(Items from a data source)
_ _ _ _

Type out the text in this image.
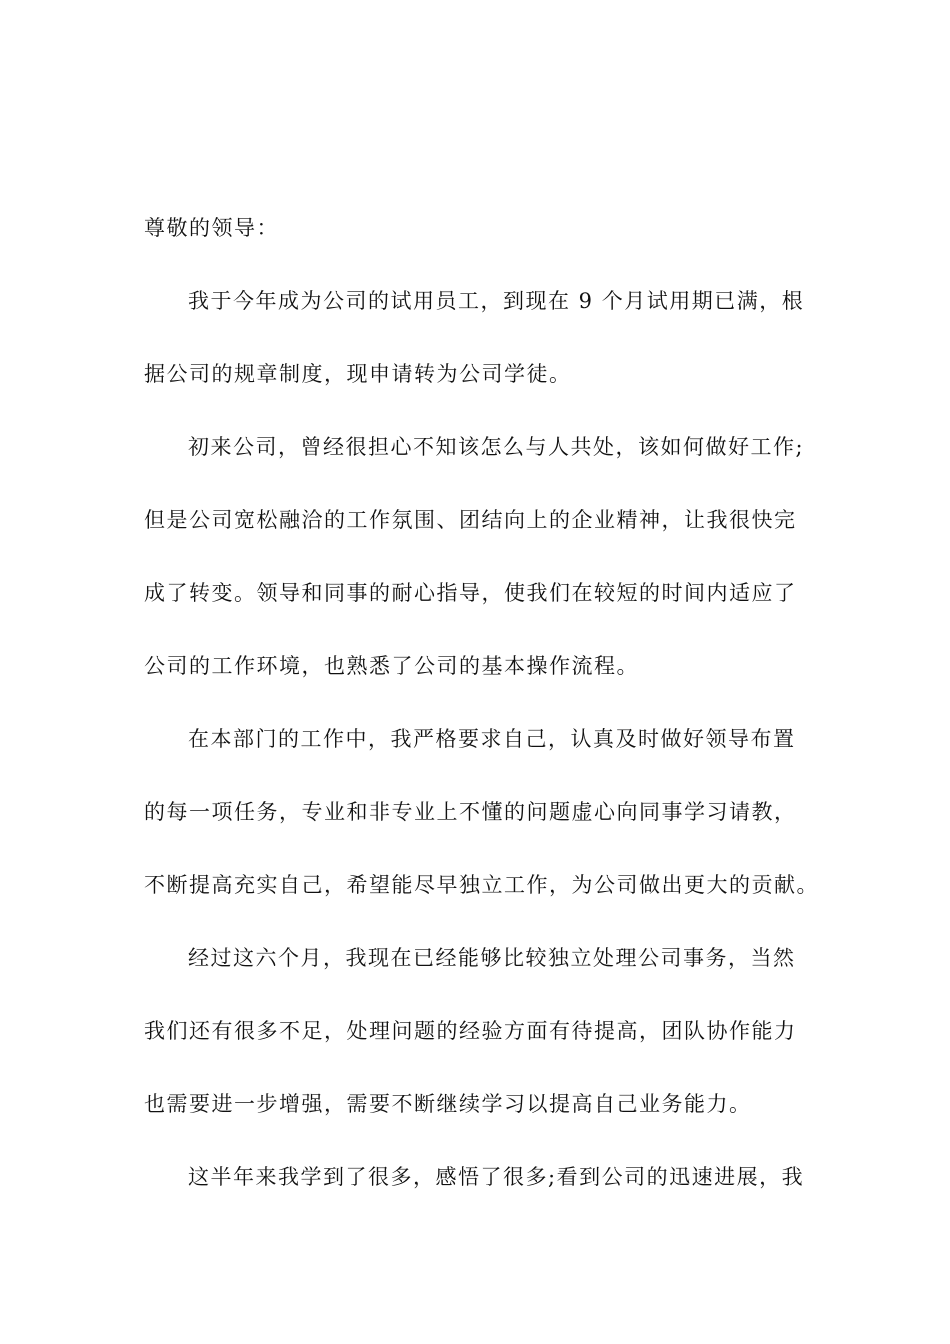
尊敬的领导：
我于今年成为公司的试用员工，到现在 9 个月试用期已满，根
据公司的规章制度，现申请转为公司学徒。
初来公司，曾经很担心不知该怎么与人共处，该如何做好工作;
但是公司宽松融洽的工作氛围、团结向上的企业精神，让我很快完
成了转变。领导和同事的耐心指导，使我们在较短的时间内适应了
公司的工作环境，也熟悉了公司的基本操作流程。
在本部门的工作中，我严格要求自己，认真及时做好领导布置
的每一项任务，专业和非专业上不懂的问题虚心向同事学习请教，
不断提高充实自己，希望能尽早独立工作，为公司做出更大的贡献。
经过这六个月，我现在已经能够比较独立处理公司事务，当然
我们还有很多不足，处理问题的经验方面有待提高，团队协作能力
也需要进一步增强，需要不断继续学习以提高自己业务能力。
这半年来我学到了很多，感悟了很多;看到公司的迅速进展，我
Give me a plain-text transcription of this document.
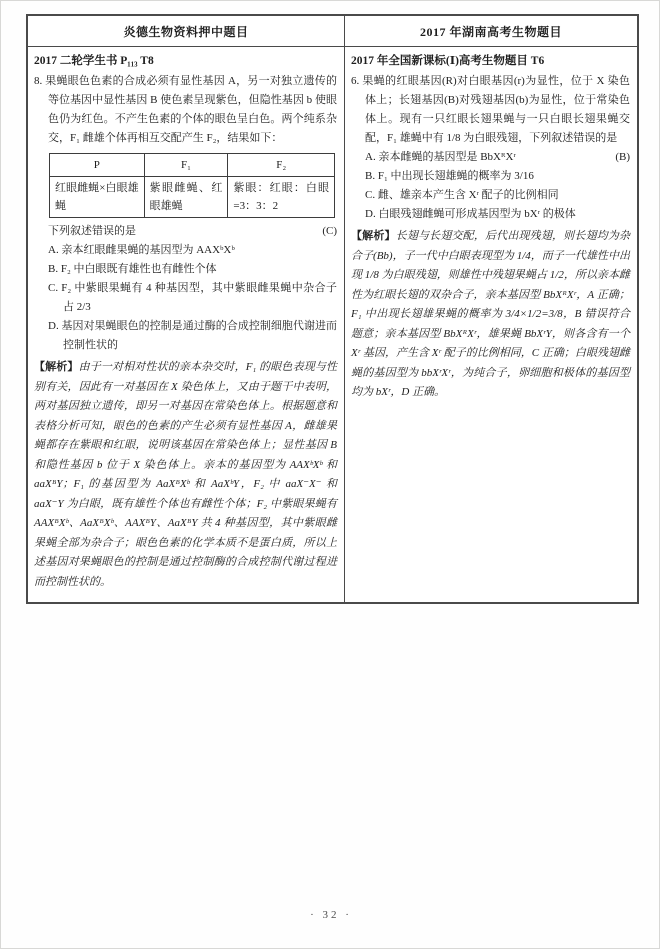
炎德生物资料押中题目	2017 年湖南高考生物题目
2017 二轮学生书 P₁₁₃ T8
8. 果蝇眼色色素的合成必须有显性基因 A，另一对独立遗传的等位基因中显性基因 B 使色素呈现紫色，但隐性基因 b 使眼色仍为红色。不产生色素的个体的眼色呈白色。两个纯系杂交，F₁ 雌雄个体再相互交配产生 F₂，结果如下：
P	F₁	F₂
红眼雌蝇×白眼雄蝇	紫眼雌蝇、红眼雄蝇	紫眼：红眼：白眼=3：3：2
(C)
下列叙述错误的是
A. 亲本红眼雌果蝇的基因型为 AAXᵇXᵇ
B. F₂ 中白眼既有雄性也有雌性个体
C. F₂ 中紫眼果蝇有 4 种基因型，其中紫眼雌果蝇中杂合子占 2/3
D. 基因对果蝇眼色的控制是通过酶的合成控制细胞代谢进而控制性状的
【解析】由于一对相对性状的亲本杂交时，F₁ 的眼色表现与性别有关，因此有一对基因在 X 染色体上，又由于题干中表明，两对基因独立遗传，即另一对基因在常染色体上。根据题意和表格分析可知，眼色的色素的产生必须有显性基因 A，雌雄果蝇都存在紫眼和红眼，说明该基因在常染色体上；显性基因 B 和隐性基因 b 位于 X 染色体上。亲本的基因型为 AAXᵇXᵇ 和 aaXᴮY；F₁ 的基因型为 AaXᴮXᵇ 和 AaXᵇY，F₂ 中 aaX⁻X⁻ 和 aaX⁻Y 为白眼，既有雄性个体也有雌性个体；F₂ 中紫眼果蝇有 AAXᴮXᵇ、AaXᴮXᵇ、AAXᴮY、AaXᴮY 共 4 种基因型，其中紫眼雌果蝇全部为杂合子；眼色色素的化学本质不是蛋白质，所以上述基因对果蝇眼色的控制是通过控制酶的合成控制代谢过程进而控制性状的。
2017 年全国新课标(Ⅰ)高考生物题目 T6
6. 果蝇的红眼基因(R)对白眼基因(r)为显性，位于 X 染色体上；长翅基因(B)对残翅基因(b)为显性，位于常染色体上。现有一只红眼长翅果蝇与一只白眼长翅果蝇交配，F₁ 雄蝇中有 1/8 为白眼残翅，下列叙述错误的是
(B)
A. 亲本雌蝇的基因型是 BbXᴿXʳ
B. F₁ 中出现长翅雄蝇的概率为 3/16
C. 雌、雄亲本产生含 Xʳ 配子的比例相同
D. 白眼残翅雌蝇可形成基因型为 bXʳ 的极体
【解析】长翅与长翅交配，后代出现残翅，则长翅均为杂合子(Bb)，子一代中白眼表现型为 1/4，而子一代雄性中出现 1/8 为白眼残翅，则雄性中残翅果蝇占 1/2，所以亲本雌性为红眼长翅的双杂合子，亲本基因型 BbXᴿXʳ，A 正确；F₁ 中出现长翅雄果蝇的概率为 3/4×1/2=3/8，B 错误符合题意；亲本基因型 BbXᴿXʳ，雄果蝇 BbXʳY，则各含有一个 Xʳ 基因，产生含 Xʳ 配子的比例相同，C 正确；白眼残翅雌蝇的基因型为 bbXʳXʳ，为纯合子，卵细胞和极体的基因型均为 bXʳ，D 正确。
· 32 ·
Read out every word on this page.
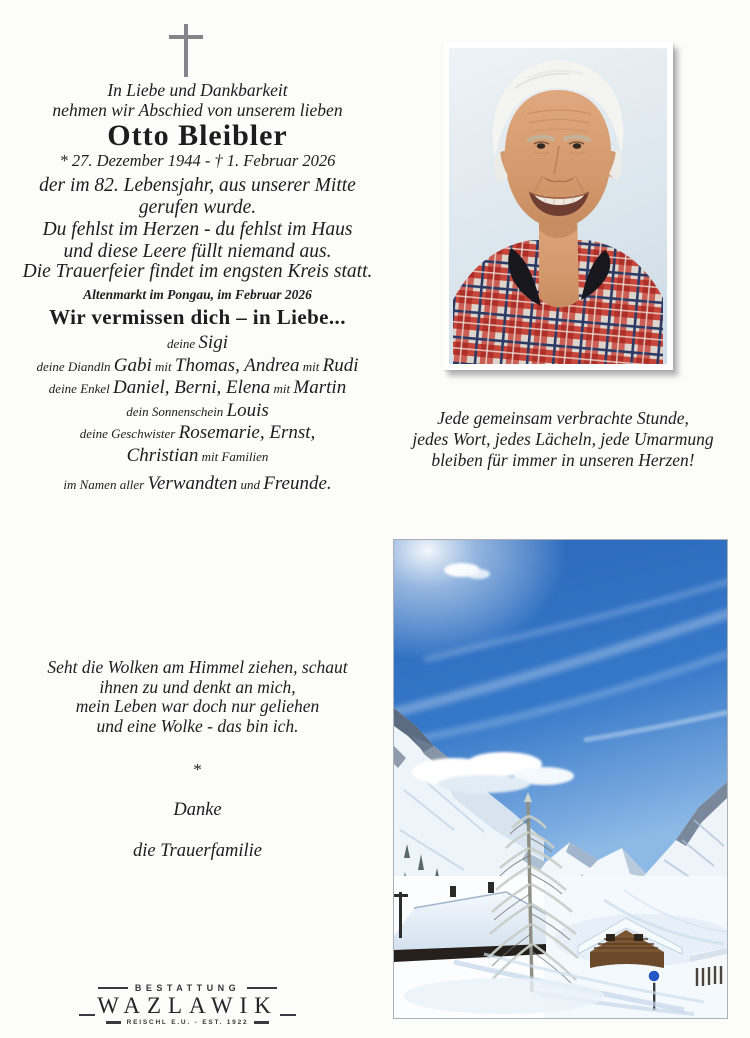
In Liebe und Dankbarkeit
nehmen wir Abschied von unserem lieben
Otto Bleibler
* 27. Dezember 1944 - † 1. Februar 2026
der im 82. Lebensjahr, aus unserer Mitte
gerufen wurde.
Du fehlst im Herzen - du fehlst im Haus
und diese Leere füllt niemand aus.
Die Trauerfeier findet im engsten Kreis statt.
Altenmarkt im Pongau, im Februar 2026
Wir vermissen dich – in Liebe...
deine Sigi
deine Diandln Gabi mit Thomas, Andrea mit Rudi
deine Enkel Daniel, Berni, Elena mit Martin
dein Sonnenschein Louis
deine Geschwister Rosemarie, Ernst,
Christian mit Familien
im Namen aller Verwandten und Freunde.
Seht die Wolken am Himmel ziehen, schaut
ihnen zu und denkt an mich,
mein Leben war doch nur geliehen
und eine Wolke - das bin ich.
*
Danke
die Trauerfamilie
Jede gemeinsam verbrachte Stunde,
jedes Wort, jedes Lächeln, jede Umarmung
bleiben für immer in unseren Herzen!
BESTATTUNG
WAZLAWIK
REISCHL E.U. - EST. 1922
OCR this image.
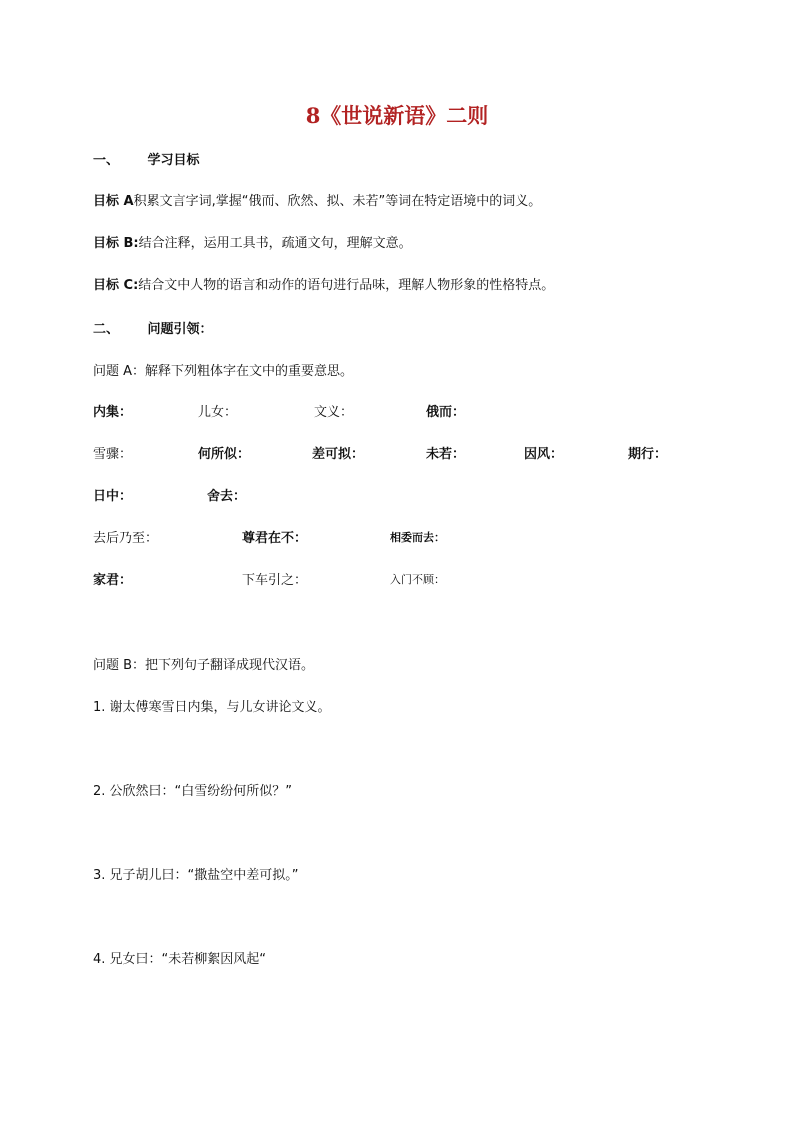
8《世说新语》二则
一、 学习目标
目标 A积累文言字词,掌握“俄而、欣然、拟、未若”等词在特定语境中的词义。
目标 B:结合注释，运用工具书，疏通文句，理解文意。
目标 C:结合文中人物的语言和动作的语句进行品味，理解人物形象的性格特点。
二、 问题引领：
问题 A：解释下列粗体字在文中的重要意思。
内集：	儿女：	文义：	俄而：
雪骤：	何所似：	差可拟：	未若：	因风：	期行：
日中：	舍去：
去后乃至：	尊君在不：	相委而去：
家君：	下车引之：	入门不顾：
问题 B：把下列句子翻译成现代汉语。
1. 谢太傅寒雪日内集，与儿女讲论文义。
2. 公欣然曰：“白雪纷纷何所似？”
3. 兄子胡儿曰：“撒盐空中差可拟。”
4. 兄女曰：“未若柳絮因风起“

_ _ _ _

> [Problem to solve]: Every line that holds the word "Herzen" should be extracted.

> [Answer to this task]:
Du fehlst im Herzen - du fehlst im Haus
bleiben für immer in unseren Herzen!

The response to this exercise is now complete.